INPUT ROWS start
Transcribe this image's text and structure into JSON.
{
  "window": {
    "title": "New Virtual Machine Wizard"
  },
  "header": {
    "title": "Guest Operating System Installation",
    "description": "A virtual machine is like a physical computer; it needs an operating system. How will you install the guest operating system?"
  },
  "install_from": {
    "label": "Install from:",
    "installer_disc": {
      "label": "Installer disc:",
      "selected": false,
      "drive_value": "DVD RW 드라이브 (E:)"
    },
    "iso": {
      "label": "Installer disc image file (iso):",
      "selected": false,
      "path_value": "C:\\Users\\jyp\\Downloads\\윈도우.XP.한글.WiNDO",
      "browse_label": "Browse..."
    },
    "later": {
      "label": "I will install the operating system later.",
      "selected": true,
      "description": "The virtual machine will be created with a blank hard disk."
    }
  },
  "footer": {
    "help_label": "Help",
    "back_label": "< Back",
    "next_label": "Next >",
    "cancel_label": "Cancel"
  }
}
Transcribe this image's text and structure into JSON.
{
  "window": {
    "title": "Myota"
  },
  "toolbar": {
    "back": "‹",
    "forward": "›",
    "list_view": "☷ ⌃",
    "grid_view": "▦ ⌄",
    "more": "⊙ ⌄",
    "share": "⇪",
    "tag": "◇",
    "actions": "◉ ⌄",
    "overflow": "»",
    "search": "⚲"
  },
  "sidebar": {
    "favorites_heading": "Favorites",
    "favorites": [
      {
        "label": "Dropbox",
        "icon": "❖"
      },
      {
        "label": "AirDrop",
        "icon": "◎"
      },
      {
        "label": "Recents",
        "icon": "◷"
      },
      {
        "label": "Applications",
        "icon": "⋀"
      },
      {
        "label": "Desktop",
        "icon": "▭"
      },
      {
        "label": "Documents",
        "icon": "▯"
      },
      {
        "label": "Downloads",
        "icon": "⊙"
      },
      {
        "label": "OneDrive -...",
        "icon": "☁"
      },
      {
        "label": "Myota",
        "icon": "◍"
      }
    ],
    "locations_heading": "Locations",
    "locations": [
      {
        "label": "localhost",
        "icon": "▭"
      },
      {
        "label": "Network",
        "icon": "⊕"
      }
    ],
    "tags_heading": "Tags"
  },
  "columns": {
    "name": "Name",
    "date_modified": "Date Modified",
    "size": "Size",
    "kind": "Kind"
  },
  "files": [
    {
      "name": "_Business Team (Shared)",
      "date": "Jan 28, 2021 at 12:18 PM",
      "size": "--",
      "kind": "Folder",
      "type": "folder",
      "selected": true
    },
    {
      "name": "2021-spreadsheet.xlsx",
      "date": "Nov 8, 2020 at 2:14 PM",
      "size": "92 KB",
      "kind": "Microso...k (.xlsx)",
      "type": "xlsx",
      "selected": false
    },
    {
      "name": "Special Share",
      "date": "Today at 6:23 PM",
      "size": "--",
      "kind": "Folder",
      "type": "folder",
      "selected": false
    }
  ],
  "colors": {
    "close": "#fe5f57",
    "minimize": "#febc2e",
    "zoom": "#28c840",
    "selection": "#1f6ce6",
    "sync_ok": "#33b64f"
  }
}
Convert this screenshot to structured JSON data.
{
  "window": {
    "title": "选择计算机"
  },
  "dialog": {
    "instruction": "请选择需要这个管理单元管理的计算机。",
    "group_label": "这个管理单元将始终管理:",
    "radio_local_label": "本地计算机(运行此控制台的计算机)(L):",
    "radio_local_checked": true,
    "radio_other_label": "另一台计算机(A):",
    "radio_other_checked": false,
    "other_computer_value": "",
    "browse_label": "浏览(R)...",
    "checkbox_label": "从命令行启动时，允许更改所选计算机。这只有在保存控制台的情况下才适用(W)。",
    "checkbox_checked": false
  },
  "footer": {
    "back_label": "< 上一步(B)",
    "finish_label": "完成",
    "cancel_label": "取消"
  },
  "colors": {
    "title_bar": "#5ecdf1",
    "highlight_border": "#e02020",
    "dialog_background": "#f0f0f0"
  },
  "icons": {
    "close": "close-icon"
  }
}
INPUT ROWS end
(TASK STATEMENT): Retype the whole listing, matching it exactly.

(FINAL ANSWER):
Transcribe this image's text and structure into JSON.
{
  "window": {
    "title": "New Virtual Machine Wizard"
  },
  "header": {
    "title": "Guest Operating System Installation",
    "description": "A virtual machine is like a physical computer; it needs an operating system. How will you install the guest operating system?"
  },
  "install_from": {
    "label": "Install from:",
    "installer_disc": {
      "label": "Installer disc:",
      "selected": false,
      "drive_value": "DVD RW 드라이브 (E:)"
    },
    "iso": {
      "label": "Installer disc image file (iso):",
      "selected": false,
      "path_value": "C:\\Users\\jyp\\Downloads\\윈도우.XP.한글.WiNDO",
      "browse_label": "Browse..."
    },
    "later": {
      "label": "I will install the operating system later.",
      "selected": true,
      "description": "The virtual machine will be created with a blank hard disk."
    }
  },
  "footer": {
    "help_label": "Help",
    "back_label": "< Back",
    "next_label": "Next >",
    "cancel_label": "Cancel"
  }
}
Transcribe this image's text and structure into JSON.
{
  "window": {
    "title": "Myota"
  },
  "toolbar": {
    "back": "‹",
    "forward": "›",
    "list_view": "☷ ⌃",
    "grid_view": "▦ ⌄",
    "more": "⊙ ⌄",
    "share": "⇪",
    "tag": "◇",
    "actions": "◉ ⌄",
    "overflow": "»",
    "search": "⚲"
  },
  "sidebar": {
    "favorites_heading": "Favorites",
    "favorites": [
      {
        "label": "Dropbox",
        "icon": "❖"
      },
      {
        "label": "AirDrop",
        "icon": "◎"
      },
      {
        "label": "Recents",
        "icon": "◷"
      },
      {
        "label": "Applications",
        "icon": "⋀"
      },
      {
        "label": "Desktop",
        "icon": "▭"
      },
      {
        "label": "Documents",
        "icon": "▯"
      },
      {
        "label": "Downloads",
        "icon": "⊙"
      },
      {
        "label": "OneDrive -...",
        "icon": "☁"
      },
      {
        "label": "Myota",
        "icon": "◍"
      }
    ],
    "locations_heading": "Locations",
    "locations": [
      {
        "label": "localhost",
        "icon": "▭"
      },
      {
        "label": "Network",
        "icon": "⊕"
      }
    ],
    "tags_heading": "Tags"
  },
  "columns": {
    "name": "Name",
    "date_modified": "Date Modified",
    "size": "Size",
    "kind": "Kind"
  },
  "files": [
    {
      "name": "_Business Team (Shared)",
      "date": "Jan 28, 2021 at 12:18 PM",
      "size": "--",
      "kind": "Folder",
      "type": "folder",
      "selected": true
    },
    {
      "name": "2021-spreadsheet.xlsx",
      "date": "Nov 8, 2020 at 2:14 PM",
      "size": "92 KB",
      "kind": "Microso...k (.xlsx)",
      "type": "xlsx",
      "selected": false
    },
    {
      "name": "Special Share",
      "date": "Today at 6:23 PM",
      "size": "--",
      "kind": "Folder",
      "type": "folder",
      "selected": false
    }
  ],
  "colors": {
    "close": "#fe5f57",
    "minimize": "#febc2e",
    "zoom": "#28c840",
    "selection": "#1f6ce6",
    "sync_ok": "#33b64f"
  }
}
Convert this screenshot to structured JSON data.
{
  "window": {
    "title": "选择计算机"
  },
  "dialog": {
    "instruction": "请选择需要这个管理单元管理的计算机。",
    "group_label": "这个管理单元将始终管理:",
    "radio_local_label": "本地计算机(运行此控制台的计算机)(L):",
    "radio_local_checked": true,
    "radio_other_label": "另一台计算机(A):",
    "radio_other_checked": false,
    "other_computer_value": "",
    "browse_label": "浏览(R)...",
    "checkbox_label": "从命令行启动时，允许更改所选计算机。这只有在保存控制台的情况下才适用(W)。",
    "checkbox_checked": false
  },
  "footer": {
    "back_label": "< 上一步(B)",
    "finish_label": "完成",
    "cancel_label": "取消"
  },
  "colors": {
    "title_bar": "#5ecdf1",
    "highlight_border": "#e02020",
    "dialog_background": "#f0f0f0"
  },
  "icons": {
    "close": "close-icon"
  }
}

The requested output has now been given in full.